§ **Exercise passage**:
* * * * * * *

Top Stories

Where every dog has its day... the rest of its life

ELDER CARE: Kiyomi Yamada and her husband play with their dog, Ranmaru, at a care facility in Chiba.


    Sep 17, 2014

    Where every dog has its day... the rest of its life


    THE Japanese are well-known for their love of dogs and for being dutiful to the aged in their society. Combine their twin devotions and it is no wonder that the country now has care facilities for senior dogs.

    Take housewife Kiyomi Yamada. She has placed her 13-year-old Yorkshire terrier at a care facility in Chiba.

    The facility opened in July and houses a maximum of 20 canines with problems including illness and advanced age. Veterinarians and other staff care for the dogs round the clock.

    Due to disease and old age, Ms Yamada's dog needs substantial care because it is incontinent. But she is busy looking after her husband's parents, who live with them, so she decided to leave Ranmaru at the facility.

    "It was a hard decision, but... (Ranmaru) looks better than before," she said.

    An increasing number of businesses in Japan have begun providing such services as home visitations and care facilities. With dogs living longer and requiring care for a greater period of time, owners often struggle to handle the situation on their own.

* * * * * * *

§ **Available data**:

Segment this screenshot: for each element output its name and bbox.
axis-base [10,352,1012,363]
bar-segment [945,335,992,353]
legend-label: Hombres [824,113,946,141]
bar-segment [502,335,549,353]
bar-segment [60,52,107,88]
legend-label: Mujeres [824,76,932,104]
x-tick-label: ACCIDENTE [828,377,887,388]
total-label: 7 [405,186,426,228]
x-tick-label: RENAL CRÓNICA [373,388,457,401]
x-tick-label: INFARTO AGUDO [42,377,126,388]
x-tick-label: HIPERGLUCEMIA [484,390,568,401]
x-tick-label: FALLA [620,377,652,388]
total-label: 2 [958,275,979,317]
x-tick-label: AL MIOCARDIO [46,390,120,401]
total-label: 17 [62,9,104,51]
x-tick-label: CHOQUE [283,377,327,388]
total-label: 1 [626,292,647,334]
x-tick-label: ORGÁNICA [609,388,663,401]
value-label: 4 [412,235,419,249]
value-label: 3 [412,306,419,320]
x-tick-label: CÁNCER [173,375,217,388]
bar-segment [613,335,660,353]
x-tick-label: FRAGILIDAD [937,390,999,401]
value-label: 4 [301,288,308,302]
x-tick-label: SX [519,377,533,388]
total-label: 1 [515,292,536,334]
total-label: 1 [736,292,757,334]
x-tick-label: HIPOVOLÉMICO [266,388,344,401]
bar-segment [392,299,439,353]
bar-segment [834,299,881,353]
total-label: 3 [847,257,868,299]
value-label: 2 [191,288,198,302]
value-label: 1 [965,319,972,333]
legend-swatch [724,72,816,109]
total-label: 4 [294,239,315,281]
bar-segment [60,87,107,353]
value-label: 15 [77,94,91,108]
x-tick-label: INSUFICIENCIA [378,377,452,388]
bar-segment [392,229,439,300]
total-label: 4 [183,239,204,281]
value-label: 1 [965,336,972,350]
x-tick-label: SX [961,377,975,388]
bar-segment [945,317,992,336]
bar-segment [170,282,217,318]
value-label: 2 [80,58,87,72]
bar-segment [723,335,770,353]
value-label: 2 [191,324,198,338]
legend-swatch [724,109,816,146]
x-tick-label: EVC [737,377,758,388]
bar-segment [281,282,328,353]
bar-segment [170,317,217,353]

* * * * * * *

§ **What to do**:
(a) List every number written in digits in the dog care article.
(b) Update the dog care article by writing out everything from "THE Japanese are" down to "for senior dogs." with "senior dogs" replaced by "elderly dogs".

§ **Responses to the exercise**:
(a) 17, 2014, 13, 20

(b)
THE Japanese are well-known for their love of dogs and for being dutiful to the aged in their society. Combine their twin devotions and it is no wonder that the country now has care facilities for elderly dogs.